>> begin INPUT FOR THIS TASK
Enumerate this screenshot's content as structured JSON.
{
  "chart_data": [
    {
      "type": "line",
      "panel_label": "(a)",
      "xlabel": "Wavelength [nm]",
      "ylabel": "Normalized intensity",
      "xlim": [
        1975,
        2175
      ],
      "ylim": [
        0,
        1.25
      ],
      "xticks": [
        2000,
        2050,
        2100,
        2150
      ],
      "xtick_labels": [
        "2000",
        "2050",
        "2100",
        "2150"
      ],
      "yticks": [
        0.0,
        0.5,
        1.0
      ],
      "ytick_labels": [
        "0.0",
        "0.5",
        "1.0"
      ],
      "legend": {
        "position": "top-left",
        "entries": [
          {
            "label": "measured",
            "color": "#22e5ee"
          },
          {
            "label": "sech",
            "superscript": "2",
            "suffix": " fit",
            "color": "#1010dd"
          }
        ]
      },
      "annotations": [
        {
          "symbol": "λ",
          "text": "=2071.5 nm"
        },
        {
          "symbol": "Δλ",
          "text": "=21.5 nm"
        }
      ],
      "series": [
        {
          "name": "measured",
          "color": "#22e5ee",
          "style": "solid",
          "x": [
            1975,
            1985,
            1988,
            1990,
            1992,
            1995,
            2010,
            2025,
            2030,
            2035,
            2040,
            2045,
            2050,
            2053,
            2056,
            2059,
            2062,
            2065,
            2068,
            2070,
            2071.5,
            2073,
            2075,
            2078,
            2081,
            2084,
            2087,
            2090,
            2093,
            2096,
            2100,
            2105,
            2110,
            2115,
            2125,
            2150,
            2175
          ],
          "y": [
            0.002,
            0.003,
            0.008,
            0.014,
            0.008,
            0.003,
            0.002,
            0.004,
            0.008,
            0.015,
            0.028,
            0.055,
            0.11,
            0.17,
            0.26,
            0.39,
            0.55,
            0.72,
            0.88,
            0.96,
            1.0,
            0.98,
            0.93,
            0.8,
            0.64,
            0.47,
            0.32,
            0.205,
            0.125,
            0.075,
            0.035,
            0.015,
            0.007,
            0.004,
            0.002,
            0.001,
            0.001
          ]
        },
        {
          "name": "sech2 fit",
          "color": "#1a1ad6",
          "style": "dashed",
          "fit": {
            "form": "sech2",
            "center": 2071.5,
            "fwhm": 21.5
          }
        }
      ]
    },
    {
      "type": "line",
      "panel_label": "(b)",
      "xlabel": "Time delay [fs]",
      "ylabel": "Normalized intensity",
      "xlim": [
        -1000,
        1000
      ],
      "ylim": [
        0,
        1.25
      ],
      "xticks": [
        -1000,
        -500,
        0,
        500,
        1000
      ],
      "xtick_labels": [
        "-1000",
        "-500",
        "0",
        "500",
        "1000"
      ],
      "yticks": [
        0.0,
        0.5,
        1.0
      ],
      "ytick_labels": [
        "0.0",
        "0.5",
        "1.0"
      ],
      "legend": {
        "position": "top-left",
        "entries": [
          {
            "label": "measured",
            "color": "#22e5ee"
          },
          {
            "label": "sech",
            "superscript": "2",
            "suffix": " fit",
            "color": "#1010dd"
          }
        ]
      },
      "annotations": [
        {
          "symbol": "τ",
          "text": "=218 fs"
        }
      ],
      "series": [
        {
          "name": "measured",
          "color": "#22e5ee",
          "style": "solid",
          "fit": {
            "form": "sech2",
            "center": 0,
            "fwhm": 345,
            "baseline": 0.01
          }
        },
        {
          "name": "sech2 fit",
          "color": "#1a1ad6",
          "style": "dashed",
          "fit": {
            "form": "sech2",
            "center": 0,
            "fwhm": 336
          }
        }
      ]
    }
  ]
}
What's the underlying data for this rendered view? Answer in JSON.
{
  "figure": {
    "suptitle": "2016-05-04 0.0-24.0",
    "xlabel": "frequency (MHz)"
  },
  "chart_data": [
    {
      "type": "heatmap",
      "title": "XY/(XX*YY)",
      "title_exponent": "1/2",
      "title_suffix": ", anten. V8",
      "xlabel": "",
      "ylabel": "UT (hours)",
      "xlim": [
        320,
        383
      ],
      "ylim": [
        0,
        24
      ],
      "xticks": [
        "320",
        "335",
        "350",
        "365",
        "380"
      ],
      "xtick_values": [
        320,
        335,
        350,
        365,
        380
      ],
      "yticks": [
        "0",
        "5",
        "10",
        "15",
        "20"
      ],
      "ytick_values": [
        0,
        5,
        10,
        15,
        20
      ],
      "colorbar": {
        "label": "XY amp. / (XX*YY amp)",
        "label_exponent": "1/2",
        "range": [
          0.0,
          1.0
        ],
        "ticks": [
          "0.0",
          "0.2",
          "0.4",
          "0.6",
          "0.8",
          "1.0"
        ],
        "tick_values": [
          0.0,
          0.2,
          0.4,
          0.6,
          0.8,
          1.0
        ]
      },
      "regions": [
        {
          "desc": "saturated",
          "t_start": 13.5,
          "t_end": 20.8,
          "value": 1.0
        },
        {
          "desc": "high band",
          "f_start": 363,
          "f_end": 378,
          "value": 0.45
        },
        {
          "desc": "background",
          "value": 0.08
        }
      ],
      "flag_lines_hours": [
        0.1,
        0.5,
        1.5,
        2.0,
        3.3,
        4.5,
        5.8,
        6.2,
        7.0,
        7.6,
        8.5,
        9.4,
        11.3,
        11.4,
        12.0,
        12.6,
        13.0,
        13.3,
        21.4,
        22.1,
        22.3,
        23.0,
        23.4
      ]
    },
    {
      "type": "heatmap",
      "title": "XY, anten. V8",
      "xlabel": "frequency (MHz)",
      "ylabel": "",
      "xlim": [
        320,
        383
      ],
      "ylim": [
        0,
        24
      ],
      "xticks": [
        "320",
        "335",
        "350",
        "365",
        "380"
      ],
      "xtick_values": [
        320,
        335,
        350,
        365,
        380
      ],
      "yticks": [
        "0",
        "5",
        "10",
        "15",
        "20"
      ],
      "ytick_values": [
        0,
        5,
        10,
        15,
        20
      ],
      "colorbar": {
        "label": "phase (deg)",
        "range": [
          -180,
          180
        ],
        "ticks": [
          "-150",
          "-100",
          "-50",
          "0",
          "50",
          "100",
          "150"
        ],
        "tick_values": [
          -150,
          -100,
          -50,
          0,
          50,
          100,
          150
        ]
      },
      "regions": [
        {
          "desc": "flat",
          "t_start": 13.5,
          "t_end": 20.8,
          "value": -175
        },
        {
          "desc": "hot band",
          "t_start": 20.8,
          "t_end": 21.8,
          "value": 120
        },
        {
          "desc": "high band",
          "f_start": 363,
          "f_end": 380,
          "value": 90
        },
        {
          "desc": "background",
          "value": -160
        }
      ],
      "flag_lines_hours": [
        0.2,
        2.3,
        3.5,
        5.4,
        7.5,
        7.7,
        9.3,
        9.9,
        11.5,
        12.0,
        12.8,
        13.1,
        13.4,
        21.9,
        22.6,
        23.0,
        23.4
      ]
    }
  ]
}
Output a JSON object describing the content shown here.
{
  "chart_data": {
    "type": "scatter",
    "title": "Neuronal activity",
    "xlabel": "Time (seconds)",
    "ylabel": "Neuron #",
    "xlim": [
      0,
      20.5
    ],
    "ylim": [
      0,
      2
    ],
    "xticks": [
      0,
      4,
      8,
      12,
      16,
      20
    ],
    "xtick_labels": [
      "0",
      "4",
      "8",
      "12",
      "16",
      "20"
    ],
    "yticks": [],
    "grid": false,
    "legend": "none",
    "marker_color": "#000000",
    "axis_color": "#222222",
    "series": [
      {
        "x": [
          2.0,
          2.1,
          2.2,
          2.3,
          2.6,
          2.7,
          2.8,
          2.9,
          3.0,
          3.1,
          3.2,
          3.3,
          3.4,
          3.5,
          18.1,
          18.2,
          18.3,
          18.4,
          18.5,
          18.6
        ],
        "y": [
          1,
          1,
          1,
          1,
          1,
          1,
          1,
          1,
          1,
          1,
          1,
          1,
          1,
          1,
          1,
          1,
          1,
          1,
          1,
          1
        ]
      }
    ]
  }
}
>> end INPUT FOR THIS TASK
- _WHAT IS NEEDED_: Look through the entries above; copy each line where the string "anten" appears.

- _FINISHED EXERCISE_:
      "title_suffix": ", anten. V8",
      "title": "XY, anten. V8",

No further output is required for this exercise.